Figure content listings
(begin)
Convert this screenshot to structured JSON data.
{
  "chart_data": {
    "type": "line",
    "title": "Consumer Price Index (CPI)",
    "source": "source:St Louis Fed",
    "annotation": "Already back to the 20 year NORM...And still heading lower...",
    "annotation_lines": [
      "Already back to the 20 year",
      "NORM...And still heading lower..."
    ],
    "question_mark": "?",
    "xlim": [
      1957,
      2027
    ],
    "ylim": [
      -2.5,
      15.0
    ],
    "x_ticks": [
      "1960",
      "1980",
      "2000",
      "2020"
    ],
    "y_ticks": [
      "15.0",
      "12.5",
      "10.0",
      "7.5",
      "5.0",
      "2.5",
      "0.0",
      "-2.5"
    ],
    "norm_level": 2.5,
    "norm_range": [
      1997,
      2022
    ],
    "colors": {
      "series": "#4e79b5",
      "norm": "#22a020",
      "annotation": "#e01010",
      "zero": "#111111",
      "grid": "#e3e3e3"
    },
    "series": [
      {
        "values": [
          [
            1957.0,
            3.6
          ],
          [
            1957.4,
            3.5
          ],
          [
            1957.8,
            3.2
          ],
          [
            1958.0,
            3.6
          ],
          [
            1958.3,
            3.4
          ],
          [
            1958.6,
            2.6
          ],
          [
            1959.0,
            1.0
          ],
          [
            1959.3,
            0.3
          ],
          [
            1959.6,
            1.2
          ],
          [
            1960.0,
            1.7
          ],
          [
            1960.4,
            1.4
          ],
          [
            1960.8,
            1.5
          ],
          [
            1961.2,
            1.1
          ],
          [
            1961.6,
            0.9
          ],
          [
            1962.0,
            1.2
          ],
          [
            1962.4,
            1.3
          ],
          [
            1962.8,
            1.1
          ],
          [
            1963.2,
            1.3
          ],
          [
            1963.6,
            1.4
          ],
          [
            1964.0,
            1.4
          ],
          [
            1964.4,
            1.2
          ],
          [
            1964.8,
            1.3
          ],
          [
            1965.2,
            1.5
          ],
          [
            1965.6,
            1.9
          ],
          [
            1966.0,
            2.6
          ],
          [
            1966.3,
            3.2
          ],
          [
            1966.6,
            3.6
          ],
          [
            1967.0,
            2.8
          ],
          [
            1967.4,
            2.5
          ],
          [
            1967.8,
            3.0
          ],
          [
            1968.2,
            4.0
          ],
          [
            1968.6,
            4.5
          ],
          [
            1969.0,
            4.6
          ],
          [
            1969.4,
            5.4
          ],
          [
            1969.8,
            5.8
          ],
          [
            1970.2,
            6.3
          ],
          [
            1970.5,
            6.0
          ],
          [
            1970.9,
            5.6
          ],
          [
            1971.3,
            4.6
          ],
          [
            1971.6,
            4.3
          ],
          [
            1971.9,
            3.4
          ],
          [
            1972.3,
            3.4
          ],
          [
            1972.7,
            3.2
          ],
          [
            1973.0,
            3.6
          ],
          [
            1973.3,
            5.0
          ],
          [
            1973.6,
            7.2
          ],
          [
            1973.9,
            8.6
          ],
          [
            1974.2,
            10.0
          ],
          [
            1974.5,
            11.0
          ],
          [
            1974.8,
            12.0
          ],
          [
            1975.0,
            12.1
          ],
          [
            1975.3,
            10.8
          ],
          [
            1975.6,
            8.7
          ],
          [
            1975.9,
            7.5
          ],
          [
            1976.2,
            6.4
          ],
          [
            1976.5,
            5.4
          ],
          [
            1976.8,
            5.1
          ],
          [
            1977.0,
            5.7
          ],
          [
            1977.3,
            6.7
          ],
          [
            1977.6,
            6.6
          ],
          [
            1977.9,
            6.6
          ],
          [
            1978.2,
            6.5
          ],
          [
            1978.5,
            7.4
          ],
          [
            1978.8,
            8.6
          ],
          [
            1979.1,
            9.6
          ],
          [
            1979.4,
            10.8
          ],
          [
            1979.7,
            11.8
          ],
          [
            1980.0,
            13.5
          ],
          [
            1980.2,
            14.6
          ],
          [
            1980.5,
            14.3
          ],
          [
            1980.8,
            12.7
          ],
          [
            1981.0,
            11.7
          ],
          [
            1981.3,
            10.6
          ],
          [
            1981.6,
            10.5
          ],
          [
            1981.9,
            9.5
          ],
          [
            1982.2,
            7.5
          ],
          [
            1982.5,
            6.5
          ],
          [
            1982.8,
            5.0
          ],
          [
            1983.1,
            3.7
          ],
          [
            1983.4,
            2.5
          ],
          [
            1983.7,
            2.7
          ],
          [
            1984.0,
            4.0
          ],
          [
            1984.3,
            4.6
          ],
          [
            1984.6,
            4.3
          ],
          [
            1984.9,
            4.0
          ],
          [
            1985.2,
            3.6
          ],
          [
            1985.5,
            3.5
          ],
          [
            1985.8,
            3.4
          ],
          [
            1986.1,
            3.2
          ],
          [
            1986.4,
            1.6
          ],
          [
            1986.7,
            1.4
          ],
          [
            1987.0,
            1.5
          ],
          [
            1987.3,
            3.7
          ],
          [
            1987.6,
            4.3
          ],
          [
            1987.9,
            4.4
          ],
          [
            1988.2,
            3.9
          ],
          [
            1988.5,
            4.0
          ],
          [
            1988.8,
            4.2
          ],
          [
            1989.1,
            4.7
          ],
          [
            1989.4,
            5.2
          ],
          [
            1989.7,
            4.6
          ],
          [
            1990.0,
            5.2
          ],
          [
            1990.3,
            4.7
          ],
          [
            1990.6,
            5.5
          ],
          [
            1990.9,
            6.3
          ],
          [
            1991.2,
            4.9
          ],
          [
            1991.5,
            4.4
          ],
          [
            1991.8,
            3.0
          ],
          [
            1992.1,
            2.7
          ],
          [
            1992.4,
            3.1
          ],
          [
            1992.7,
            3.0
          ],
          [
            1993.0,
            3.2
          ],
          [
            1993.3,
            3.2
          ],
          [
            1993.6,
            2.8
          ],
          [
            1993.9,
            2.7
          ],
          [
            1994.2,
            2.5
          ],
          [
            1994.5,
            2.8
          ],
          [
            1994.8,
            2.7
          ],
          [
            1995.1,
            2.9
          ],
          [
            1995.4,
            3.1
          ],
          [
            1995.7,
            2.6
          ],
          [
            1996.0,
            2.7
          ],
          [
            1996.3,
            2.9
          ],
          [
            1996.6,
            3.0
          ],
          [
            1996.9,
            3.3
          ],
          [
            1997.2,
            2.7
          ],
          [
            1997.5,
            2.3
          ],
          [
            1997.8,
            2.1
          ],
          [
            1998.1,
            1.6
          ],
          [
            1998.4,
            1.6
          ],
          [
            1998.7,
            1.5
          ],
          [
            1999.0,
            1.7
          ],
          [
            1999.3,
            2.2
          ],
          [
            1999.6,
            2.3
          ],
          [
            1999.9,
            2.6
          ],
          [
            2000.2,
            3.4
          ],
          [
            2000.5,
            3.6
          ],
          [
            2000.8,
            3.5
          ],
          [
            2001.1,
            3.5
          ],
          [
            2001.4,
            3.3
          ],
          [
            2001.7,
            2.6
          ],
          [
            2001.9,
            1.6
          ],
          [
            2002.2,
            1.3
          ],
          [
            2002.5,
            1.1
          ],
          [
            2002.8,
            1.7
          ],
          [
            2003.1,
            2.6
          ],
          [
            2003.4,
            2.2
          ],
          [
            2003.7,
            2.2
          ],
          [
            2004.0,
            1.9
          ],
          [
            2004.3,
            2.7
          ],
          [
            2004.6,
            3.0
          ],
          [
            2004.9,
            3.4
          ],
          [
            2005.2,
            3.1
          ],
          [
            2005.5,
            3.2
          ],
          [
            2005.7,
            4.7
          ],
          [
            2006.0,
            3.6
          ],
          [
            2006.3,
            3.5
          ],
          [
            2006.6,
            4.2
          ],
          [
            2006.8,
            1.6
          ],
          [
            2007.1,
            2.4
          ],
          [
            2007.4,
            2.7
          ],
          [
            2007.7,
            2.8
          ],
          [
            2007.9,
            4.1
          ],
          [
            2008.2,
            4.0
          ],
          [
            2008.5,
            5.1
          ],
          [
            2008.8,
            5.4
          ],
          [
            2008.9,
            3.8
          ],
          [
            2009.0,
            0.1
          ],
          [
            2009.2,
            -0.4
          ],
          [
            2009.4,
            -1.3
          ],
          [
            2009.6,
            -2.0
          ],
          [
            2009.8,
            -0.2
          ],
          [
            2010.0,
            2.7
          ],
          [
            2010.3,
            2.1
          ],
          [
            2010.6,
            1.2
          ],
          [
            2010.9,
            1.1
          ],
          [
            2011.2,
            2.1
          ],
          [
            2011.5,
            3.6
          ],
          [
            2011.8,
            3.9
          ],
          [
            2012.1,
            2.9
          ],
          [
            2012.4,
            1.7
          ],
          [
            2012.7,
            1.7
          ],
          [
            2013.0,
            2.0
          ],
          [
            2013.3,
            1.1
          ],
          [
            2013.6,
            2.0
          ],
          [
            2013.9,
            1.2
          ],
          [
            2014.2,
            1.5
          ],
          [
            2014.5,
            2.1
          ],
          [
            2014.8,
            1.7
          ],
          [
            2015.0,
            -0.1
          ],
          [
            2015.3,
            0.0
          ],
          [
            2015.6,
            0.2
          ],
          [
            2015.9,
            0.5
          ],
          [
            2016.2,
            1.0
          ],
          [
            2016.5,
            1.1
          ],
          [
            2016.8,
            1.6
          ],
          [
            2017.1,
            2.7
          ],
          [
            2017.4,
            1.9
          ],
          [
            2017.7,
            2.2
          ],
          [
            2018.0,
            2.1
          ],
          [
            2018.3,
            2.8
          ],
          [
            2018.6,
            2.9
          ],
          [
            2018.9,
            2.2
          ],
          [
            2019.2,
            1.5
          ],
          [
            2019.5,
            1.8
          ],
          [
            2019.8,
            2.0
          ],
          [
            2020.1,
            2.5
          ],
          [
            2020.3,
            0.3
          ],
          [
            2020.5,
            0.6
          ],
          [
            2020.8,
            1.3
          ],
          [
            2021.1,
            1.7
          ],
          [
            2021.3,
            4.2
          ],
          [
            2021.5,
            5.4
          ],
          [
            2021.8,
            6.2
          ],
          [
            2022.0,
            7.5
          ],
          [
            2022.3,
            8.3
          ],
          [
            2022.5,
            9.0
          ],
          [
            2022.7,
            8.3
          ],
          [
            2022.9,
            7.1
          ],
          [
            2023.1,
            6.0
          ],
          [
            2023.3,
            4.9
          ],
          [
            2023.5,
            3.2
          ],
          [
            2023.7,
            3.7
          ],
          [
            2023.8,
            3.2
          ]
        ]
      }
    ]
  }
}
(end)
*Task goal*. Pull out all lines of the data with the string "back".

*Reply to the task*.
    "annotation": "Already back to the 20 year NORM...And still heading lower...",
      "Already back to the 20 year",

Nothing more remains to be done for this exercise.